Quoted text:

The two previous witnesses have gone into that so I will not elaborate on that.

This provision is of special importance and is in agreement with the position we have always taken that identity and equality are not the same. This is the chief reason why my organization and many others with which we are associated, have consistently opposed the so-called equal-rights amendment which I understand your committee is also considering. Women as a sex may need special treatment that is not identical with that of men. Their position in society is equally important with that of men but it is not identical and in certain relationships it should not be so treated. The so-called equal-rights amendment does not permit such differentiation.

The bill provides for an authoritative study of the status of women and of their position under the complicated structure of Federal and State legislation and administrative practices.

Over a long period, we and other interested organizations have attempted to amass the basic information needed for a complete picture of women's status, but the problem has been too large for us. This bill would set up the machinery for making such a study on the comprehensive scale needed as a basis for a really effective program to eliminate discriminations.

And under the Commission that is to be established, I believe Miss Butler this morning mentioned the fact that a great many studies had been made and it was not necessary to make any new ones. Well, we would understand, of course, that the Commission would collect all


the studies that have been made and certainly not duplicate any studies that have been made, but simply be a means of collecting the studies that had been made and evaluating them, and where necessary, perhaps making new ones.

The bill recommends to the States that they review and reform their own administrative practices and legislation and adopt a policy of nondiscrimination in line with the Federal policy.

What needs to be done: In the testimony, what does the bill recommend that the States do? Rely on the testimony alone, not on the data.

Listing:
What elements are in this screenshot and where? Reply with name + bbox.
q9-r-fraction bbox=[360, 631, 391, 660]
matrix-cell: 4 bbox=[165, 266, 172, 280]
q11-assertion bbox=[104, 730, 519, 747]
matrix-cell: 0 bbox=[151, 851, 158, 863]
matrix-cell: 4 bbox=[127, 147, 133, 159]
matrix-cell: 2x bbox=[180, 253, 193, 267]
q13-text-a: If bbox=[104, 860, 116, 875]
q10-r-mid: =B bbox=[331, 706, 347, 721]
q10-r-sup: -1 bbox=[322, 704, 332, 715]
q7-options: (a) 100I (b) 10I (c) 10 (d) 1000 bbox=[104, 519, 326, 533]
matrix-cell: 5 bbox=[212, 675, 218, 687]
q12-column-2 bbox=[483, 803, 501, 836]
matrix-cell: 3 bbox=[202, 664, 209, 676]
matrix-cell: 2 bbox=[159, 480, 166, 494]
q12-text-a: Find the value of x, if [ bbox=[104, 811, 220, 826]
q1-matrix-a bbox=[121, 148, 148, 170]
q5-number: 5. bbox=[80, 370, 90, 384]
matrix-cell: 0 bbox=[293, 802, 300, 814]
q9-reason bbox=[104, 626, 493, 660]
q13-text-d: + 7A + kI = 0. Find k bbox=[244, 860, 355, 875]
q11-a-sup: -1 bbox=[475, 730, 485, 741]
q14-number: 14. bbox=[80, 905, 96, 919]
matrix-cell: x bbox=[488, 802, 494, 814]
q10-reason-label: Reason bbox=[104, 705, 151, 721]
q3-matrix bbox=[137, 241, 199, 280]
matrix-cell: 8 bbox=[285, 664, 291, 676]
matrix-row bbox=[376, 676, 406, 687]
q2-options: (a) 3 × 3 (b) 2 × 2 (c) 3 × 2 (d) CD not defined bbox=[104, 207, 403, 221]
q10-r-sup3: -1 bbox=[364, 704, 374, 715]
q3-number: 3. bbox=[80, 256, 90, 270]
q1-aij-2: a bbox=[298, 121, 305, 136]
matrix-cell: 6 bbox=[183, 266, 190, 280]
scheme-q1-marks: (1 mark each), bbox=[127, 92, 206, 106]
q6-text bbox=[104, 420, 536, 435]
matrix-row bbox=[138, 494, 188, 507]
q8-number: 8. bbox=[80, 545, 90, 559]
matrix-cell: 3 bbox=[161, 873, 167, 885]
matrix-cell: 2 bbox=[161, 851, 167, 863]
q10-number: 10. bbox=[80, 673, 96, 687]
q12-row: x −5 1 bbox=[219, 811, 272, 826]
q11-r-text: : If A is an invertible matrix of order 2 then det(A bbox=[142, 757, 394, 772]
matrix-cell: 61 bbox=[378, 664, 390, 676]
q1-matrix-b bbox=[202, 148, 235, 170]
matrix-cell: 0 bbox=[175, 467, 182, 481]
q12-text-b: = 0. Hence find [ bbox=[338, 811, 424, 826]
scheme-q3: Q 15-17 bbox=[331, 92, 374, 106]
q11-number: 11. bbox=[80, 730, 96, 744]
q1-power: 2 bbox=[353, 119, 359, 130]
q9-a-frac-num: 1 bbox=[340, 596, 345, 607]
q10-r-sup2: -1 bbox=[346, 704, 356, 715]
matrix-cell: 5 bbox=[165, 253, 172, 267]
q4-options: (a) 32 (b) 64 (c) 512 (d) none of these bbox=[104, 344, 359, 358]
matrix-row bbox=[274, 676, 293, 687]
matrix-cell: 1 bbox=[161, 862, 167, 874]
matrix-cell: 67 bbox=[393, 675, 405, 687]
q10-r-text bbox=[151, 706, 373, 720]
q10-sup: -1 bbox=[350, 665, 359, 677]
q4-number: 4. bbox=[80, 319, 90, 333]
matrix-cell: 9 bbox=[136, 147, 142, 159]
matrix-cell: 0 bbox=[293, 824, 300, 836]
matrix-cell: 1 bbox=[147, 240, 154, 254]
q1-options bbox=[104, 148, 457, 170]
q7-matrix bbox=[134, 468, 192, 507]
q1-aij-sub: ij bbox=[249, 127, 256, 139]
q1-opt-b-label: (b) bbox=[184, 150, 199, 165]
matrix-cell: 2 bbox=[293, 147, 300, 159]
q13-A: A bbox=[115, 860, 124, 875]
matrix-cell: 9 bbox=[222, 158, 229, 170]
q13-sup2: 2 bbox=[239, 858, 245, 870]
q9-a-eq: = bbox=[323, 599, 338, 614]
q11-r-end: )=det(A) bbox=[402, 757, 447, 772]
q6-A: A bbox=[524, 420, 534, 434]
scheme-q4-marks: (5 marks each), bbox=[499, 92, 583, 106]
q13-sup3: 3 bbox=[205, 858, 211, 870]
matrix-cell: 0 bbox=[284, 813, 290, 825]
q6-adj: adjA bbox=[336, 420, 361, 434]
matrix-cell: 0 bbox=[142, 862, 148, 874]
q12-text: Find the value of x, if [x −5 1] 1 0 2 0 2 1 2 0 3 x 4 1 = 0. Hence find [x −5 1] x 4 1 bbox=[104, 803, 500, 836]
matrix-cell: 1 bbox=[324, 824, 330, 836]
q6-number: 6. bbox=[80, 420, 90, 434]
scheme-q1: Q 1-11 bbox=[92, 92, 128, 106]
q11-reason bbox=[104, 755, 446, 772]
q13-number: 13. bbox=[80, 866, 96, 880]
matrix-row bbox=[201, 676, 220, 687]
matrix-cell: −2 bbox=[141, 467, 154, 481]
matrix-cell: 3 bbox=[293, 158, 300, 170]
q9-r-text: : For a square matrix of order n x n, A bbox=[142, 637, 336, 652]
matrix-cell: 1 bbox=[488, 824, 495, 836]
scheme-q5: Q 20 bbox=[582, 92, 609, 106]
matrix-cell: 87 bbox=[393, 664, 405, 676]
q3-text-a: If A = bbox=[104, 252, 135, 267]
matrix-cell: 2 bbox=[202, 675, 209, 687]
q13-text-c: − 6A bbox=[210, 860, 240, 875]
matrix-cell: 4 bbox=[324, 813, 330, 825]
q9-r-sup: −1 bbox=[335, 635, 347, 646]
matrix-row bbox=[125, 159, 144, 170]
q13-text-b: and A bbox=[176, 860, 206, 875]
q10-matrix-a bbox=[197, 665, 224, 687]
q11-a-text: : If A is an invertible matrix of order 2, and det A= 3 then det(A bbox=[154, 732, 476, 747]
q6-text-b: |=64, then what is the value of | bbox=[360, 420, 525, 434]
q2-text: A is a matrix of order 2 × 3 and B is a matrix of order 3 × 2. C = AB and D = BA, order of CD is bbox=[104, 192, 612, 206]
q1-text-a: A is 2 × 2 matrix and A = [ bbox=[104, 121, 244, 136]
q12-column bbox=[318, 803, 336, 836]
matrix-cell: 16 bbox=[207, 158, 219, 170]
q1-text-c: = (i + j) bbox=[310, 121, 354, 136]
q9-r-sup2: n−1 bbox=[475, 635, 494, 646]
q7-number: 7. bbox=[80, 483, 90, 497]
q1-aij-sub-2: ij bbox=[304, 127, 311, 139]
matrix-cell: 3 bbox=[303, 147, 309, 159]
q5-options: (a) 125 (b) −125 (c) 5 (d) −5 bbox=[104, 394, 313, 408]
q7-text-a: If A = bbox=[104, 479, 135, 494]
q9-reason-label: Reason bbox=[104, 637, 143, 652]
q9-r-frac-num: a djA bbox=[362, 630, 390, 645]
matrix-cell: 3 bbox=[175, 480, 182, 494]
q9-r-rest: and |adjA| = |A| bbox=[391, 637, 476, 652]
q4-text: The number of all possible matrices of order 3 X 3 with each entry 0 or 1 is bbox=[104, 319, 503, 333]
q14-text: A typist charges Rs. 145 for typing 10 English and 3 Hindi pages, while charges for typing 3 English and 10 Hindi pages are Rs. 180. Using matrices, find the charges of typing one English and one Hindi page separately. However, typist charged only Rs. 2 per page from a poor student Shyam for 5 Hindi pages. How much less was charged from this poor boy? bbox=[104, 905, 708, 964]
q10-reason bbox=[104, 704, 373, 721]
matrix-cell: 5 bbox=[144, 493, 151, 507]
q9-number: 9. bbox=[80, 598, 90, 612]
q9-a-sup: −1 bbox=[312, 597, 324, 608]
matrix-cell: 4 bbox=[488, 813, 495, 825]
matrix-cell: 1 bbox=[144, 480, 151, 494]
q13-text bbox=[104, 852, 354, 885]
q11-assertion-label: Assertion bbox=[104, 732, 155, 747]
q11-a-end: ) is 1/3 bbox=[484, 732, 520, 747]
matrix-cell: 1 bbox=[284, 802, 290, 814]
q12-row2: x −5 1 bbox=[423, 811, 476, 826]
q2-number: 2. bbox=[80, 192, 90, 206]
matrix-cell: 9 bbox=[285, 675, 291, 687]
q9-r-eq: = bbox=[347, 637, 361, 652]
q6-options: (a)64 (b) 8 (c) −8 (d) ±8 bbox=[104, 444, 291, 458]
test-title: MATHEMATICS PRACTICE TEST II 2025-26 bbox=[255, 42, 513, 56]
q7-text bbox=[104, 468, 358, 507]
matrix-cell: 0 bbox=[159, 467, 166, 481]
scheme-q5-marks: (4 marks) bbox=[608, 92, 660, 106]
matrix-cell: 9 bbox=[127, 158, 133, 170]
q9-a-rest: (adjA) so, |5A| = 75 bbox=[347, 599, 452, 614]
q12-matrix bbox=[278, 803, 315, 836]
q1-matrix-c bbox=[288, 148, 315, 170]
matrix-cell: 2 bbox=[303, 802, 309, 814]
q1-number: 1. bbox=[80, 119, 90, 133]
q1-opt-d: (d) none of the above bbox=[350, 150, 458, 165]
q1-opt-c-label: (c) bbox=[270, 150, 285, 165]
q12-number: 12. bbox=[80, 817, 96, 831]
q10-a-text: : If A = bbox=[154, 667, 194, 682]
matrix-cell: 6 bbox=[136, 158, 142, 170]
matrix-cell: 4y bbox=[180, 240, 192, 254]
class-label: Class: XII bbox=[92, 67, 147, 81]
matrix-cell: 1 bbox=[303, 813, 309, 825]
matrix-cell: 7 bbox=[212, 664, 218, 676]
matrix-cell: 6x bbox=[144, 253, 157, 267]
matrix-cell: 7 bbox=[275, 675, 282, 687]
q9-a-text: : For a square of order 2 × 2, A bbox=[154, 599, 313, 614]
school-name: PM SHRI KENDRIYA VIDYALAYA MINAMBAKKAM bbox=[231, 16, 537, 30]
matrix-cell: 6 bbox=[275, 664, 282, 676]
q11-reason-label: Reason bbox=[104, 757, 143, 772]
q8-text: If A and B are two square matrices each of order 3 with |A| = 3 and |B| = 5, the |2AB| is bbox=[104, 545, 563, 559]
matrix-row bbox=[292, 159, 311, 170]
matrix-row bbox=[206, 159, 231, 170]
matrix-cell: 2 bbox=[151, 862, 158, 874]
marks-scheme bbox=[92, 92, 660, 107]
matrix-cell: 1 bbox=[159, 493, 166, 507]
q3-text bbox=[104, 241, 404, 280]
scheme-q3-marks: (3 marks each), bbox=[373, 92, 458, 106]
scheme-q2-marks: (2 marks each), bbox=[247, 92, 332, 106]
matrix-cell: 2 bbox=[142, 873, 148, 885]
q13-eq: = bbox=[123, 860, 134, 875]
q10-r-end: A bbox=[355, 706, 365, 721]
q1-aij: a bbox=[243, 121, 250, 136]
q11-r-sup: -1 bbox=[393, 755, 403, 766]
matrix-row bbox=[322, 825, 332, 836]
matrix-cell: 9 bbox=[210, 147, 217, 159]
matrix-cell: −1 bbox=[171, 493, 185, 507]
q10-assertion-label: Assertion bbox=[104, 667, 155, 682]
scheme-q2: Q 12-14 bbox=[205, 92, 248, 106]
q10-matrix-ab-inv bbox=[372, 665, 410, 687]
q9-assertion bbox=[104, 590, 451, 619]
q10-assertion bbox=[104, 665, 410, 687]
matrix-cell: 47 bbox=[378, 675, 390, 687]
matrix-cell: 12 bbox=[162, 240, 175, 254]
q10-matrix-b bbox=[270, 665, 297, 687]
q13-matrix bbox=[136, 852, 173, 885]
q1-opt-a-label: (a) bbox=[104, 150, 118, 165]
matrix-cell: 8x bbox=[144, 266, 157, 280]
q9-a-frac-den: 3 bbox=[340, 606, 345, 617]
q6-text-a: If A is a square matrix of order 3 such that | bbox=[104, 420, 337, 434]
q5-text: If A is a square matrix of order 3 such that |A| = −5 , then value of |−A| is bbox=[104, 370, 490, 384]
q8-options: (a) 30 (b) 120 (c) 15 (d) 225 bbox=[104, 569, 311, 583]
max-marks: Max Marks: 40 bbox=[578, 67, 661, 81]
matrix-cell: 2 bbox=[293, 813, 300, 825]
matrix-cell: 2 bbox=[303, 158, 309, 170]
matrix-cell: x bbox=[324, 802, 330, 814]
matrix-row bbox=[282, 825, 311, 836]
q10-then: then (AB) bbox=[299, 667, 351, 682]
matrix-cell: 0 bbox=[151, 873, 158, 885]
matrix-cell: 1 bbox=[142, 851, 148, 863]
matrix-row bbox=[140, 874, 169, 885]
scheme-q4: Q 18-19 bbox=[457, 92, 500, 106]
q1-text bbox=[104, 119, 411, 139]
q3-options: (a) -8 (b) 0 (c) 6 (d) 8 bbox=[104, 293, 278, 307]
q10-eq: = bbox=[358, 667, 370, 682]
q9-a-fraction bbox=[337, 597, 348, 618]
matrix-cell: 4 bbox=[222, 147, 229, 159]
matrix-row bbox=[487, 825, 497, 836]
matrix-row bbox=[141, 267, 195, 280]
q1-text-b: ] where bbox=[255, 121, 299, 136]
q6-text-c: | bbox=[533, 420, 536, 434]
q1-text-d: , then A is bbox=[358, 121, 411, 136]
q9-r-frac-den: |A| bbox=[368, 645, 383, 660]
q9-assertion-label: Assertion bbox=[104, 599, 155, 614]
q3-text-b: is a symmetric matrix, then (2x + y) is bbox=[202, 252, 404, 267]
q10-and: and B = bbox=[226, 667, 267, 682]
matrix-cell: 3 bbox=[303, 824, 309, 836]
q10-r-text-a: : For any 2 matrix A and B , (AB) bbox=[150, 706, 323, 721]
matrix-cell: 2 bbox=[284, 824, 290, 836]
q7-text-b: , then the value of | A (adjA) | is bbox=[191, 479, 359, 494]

Exercise answer: Review and reform their own administrative practices and legislation, and adopt a policy of nondiscrimination in line with the Federal policy.